Collected data
+ + + + + + +

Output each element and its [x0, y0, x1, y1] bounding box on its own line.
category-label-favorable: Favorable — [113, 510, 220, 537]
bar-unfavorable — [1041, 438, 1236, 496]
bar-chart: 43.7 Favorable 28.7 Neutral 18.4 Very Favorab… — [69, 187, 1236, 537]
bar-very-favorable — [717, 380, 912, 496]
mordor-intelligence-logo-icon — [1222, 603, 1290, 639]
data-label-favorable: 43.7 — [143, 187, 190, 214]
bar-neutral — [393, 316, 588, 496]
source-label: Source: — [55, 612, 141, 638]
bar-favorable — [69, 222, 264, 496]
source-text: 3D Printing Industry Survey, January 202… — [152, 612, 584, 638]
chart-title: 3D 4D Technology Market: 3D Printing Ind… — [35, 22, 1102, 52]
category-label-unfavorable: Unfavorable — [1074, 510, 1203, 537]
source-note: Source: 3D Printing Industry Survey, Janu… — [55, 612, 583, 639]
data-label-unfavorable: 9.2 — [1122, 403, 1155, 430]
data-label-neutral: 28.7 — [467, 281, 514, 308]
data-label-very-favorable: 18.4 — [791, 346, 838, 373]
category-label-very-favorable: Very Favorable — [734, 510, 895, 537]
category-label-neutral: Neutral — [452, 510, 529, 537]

+ + + + + + +

● PROBLEM REQUIREMENTS
Copy all of the lines above verbatim.

● EXERCISE RESULT
Output each element and its [x0, y0, x1, y1] bounding box on its own line.
category-label-favorable: Favorable — [113, 510, 220, 537]
bar-unfavorable — [1041, 438, 1236, 496]
bar-chart: 43.7 Favorable 28.7 Neutral 18.4 Very Favorab… — [69, 187, 1236, 537]
bar-very-favorable — [717, 380, 912, 496]
mordor-intelligence-logo-icon — [1222, 603, 1290, 639]
data-label-favorable: 43.7 — [143, 187, 190, 214]
bar-neutral — [393, 316, 588, 496]
source-label: Source: — [55, 612, 141, 638]
bar-favorable — [69, 222, 264, 496]
source-text: 3D Printing Industry Survey, January 202… — [152, 612, 584, 638]
chart-title: 3D 4D Technology Market: 3D Printing Ind… — [35, 22, 1102, 52]
category-label-unfavorable: Unfavorable — [1074, 510, 1203, 537]
source-note: Source: 3D Printing Industry Survey, Janu… — [55, 612, 583, 639]
data-label-unfavorable: 9.2 — [1122, 403, 1155, 430]
data-label-neutral: 28.7 — [467, 281, 514, 308]
data-label-very-favorable: 18.4 — [791, 346, 838, 373]
category-label-very-favorable: Very Favorable — [734, 510, 895, 537]
category-label-neutral: Neutral — [452, 510, 529, 537]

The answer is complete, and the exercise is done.